Rows →
>>>>

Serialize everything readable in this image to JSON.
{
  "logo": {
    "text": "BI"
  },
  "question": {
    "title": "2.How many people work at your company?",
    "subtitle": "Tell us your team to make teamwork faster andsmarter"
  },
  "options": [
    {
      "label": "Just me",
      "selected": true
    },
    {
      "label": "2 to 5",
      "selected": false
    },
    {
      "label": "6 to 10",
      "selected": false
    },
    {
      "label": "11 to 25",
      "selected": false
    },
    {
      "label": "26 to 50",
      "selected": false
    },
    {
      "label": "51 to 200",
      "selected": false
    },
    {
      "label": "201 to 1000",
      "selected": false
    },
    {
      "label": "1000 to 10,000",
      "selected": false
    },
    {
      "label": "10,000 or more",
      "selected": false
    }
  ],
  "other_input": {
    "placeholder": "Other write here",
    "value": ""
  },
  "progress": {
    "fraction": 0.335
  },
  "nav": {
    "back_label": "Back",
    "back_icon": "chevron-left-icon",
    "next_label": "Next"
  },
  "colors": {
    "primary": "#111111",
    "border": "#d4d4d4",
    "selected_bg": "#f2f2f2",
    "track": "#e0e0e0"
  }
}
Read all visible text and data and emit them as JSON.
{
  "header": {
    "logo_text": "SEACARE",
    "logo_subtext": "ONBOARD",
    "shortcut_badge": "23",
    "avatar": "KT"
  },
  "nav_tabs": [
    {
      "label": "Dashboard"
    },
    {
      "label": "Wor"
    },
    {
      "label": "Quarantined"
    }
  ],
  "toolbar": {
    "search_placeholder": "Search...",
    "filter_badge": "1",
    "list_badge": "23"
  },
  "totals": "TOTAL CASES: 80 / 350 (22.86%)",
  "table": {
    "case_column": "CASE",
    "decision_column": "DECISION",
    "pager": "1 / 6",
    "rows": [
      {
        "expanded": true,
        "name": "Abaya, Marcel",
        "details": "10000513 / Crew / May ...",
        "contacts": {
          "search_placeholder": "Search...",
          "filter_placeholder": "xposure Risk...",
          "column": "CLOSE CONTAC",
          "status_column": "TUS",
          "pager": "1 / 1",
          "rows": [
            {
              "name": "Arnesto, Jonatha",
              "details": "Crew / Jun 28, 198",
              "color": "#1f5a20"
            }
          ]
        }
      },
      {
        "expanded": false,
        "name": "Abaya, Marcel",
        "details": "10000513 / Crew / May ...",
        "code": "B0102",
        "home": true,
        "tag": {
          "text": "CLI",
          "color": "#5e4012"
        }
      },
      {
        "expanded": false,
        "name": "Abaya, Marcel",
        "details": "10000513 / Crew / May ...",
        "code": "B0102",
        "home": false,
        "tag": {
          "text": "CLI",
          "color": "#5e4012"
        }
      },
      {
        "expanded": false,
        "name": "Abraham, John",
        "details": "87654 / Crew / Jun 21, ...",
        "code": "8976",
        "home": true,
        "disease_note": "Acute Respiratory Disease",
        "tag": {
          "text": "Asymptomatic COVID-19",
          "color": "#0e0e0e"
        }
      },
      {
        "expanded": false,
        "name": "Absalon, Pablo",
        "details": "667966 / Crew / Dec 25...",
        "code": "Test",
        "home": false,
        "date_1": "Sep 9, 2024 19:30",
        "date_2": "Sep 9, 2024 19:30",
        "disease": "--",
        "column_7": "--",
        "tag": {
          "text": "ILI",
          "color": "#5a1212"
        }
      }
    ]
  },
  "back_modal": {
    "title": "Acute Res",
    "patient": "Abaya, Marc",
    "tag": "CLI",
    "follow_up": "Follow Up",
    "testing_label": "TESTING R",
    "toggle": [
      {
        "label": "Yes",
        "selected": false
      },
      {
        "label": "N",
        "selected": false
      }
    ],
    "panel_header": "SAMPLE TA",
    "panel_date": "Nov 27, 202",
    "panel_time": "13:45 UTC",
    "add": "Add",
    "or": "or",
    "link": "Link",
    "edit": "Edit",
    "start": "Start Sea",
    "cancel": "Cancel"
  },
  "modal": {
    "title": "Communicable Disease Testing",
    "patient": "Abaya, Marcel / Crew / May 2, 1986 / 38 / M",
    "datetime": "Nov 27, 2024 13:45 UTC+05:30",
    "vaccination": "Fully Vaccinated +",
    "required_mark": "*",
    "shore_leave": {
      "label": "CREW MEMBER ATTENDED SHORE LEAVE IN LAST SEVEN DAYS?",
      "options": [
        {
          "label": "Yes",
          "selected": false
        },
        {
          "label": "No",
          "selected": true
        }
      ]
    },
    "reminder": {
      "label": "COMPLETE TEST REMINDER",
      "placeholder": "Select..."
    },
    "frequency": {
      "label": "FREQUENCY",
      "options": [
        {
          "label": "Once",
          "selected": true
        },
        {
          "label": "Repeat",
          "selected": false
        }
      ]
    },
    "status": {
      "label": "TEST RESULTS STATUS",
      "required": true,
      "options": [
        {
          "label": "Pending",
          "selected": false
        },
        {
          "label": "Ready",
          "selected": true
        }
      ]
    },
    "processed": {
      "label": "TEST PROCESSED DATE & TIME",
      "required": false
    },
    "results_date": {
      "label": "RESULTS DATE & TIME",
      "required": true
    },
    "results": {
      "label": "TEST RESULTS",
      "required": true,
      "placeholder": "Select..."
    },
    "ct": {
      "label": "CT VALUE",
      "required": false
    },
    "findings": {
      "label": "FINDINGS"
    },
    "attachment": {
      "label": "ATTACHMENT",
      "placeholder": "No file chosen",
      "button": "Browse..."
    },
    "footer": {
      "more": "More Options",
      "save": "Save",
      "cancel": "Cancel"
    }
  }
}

<<<<

Repeat the data verbatim.

Answer below →
Serialize everything readable in this image to JSON.
{
  "logo": {
    "text": "BI"
  },
  "question": {
    "title": "2.How many people work at your company?",
    "subtitle": "Tell us your team to make teamwork faster andsmarter"
  },
  "options": [
    {
      "label": "Just me",
      "selected": true
    },
    {
      "label": "2 to 5",
      "selected": false
    },
    {
      "label": "6 to 10",
      "selected": false
    },
    {
      "label": "11 to 25",
      "selected": false
    },
    {
      "label": "26 to 50",
      "selected": false
    },
    {
      "label": "51 to 200",
      "selected": false
    },
    {
      "label": "201 to 1000",
      "selected": false
    },
    {
      "label": "1000 to 10,000",
      "selected": false
    },
    {
      "label": "10,000 or more",
      "selected": false
    }
  ],
  "other_input": {
    "placeholder": "Other write here",
    "value": ""
  },
  "progress": {
    "fraction": 0.335
  },
  "nav": {
    "back_label": "Back",
    "back_icon": "chevron-left-icon",
    "next_label": "Next"
  },
  "colors": {
    "primary": "#111111",
    "border": "#d4d4d4",
    "selected_bg": "#f2f2f2",
    "track": "#e0e0e0"
  }
}
Read all visible text and data and emit them as JSON.
{
  "header": {
    "logo_text": "SEACARE",
    "logo_subtext": "ONBOARD",
    "shortcut_badge": "23",
    "avatar": "KT"
  },
  "nav_tabs": [
    {
      "label": "Dashboard"
    },
    {
      "label": "Wor"
    },
    {
      "label": "Quarantined"
    }
  ],
  "toolbar": {
    "search_placeholder": "Search...",
    "filter_badge": "1",
    "list_badge": "23"
  },
  "totals": "TOTAL CASES: 80 / 350 (22.86%)",
  "table": {
    "case_column": "CASE",
    "decision_column": "DECISION",
    "pager": "1 / 6",
    "rows": [
      {
        "expanded": true,
        "name": "Abaya, Marcel",
        "details": "10000513 / Crew / May ...",
        "contacts": {
          "search_placeholder": "Search...",
          "filter_placeholder": "xposure Risk...",
          "column": "CLOSE CONTAC",
          "status_column": "TUS",
          "pager": "1 / 1",
          "rows": [
            {
              "name": "Arnesto, Jonatha",
              "details": "Crew / Jun 28, 198",
              "color": "#1f5a20"
            }
          ]
        }
      },
      {
        "expanded": false,
        "name": "Abaya, Marcel",
        "details": "10000513 / Crew / May ...",
        "code": "B0102",
        "home": true,
        "tag": {
          "text": "CLI",
          "color": "#5e4012"
        }
      },
      {
        "expanded": false,
        "name": "Abaya, Marcel",
        "details": "10000513 / Crew / May ...",
        "code": "B0102",
        "home": false,
        "tag": {
          "text": "CLI",
          "color": "#5e4012"
        }
      },
      {
        "expanded": false,
        "name": "Abraham, John",
        "details": "87654 / Crew / Jun 21, ...",
        "code": "8976",
        "home": true,
        "disease_note": "Acute Respiratory Disease",
        "tag": {
          "text": "Asymptomatic COVID-19",
          "color": "#0e0e0e"
        }
      },
      {
        "expanded": false,
        "name": "Absalon, Pablo",
        "details": "667966 / Crew / Dec 25...",
        "code": "Test",
        "home": false,
        "date_1": "Sep 9, 2024 19:30",
        "date_2": "Sep 9, 2024 19:30",
        "disease": "--",
        "column_7": "--",
        "tag": {
          "text": "ILI",
          "color": "#5a1212"
        }
      }
    ]
  },
  "back_modal": {
    "title": "Acute Res",
    "patient": "Abaya, Marc",
    "tag": "CLI",
    "follow_up": "Follow Up",
    "testing_label": "TESTING R",
    "toggle": [
      {
        "label": "Yes",
        "selected": false
      },
      {
        "label": "N",
        "selected": false
      }
    ],
    "panel_header": "SAMPLE TA",
    "panel_date": "Nov 27, 202",
    "panel_time": "13:45 UTC",
    "add": "Add",
    "or": "or",
    "link": "Link",
    "edit": "Edit",
    "start": "Start Sea",
    "cancel": "Cancel"
  },
  "modal": {
    "title": "Communicable Disease Testing",
    "patient": "Abaya, Marcel / Crew / May 2, 1986 / 38 / M",
    "datetime": "Nov 27, 2024 13:45 UTC+05:30",
    "vaccination": "Fully Vaccinated +",
    "required_mark": "*",
    "shore_leave": {
      "label": "CREW MEMBER ATTENDED SHORE LEAVE IN LAST SEVEN DAYS?",
      "options": [
        {
          "label": "Yes",
          "selected": false
        },
        {
          "label": "No",
          "selected": true
        }
      ]
    },
    "reminder": {
      "label": "COMPLETE TEST REMINDER",
      "placeholder": "Select..."
    },
    "frequency": {
      "label": "FREQUENCY",
      "options": [
        {
          "label": "Once",
          "selected": true
        },
        {
          "label": "Repeat",
          "selected": false
        }
      ]
    },
    "status": {
      "label": "TEST RESULTS STATUS",
      "required": true,
      "options": [
        {
          "label": "Pending",
          "selected": false
        },
        {
          "label": "Ready",
          "selected": true
        }
      ]
    },
    "processed": {
      "label": "TEST PROCESSED DATE & TIME",
      "required": false
    },
    "results_date": {
      "label": "RESULTS DATE & TIME",
      "required": true
    },
    "results": {
      "label": "TEST RESULTS",
      "required": true,
      "placeholder": "Select..."
    },
    "ct": {
      "label": "CT VALUE",
      "required": false
    },
    "findings": {
      "label": "FINDINGS"
    },
    "attachment": {
      "label": "ATTACHMENT",
      "placeholder": "No file chosen",
      "button": "Browse..."
    },
    "footer": {
      "more": "More Options",
      "save": "Save",
      "cancel": "Cancel"
    }
  }
}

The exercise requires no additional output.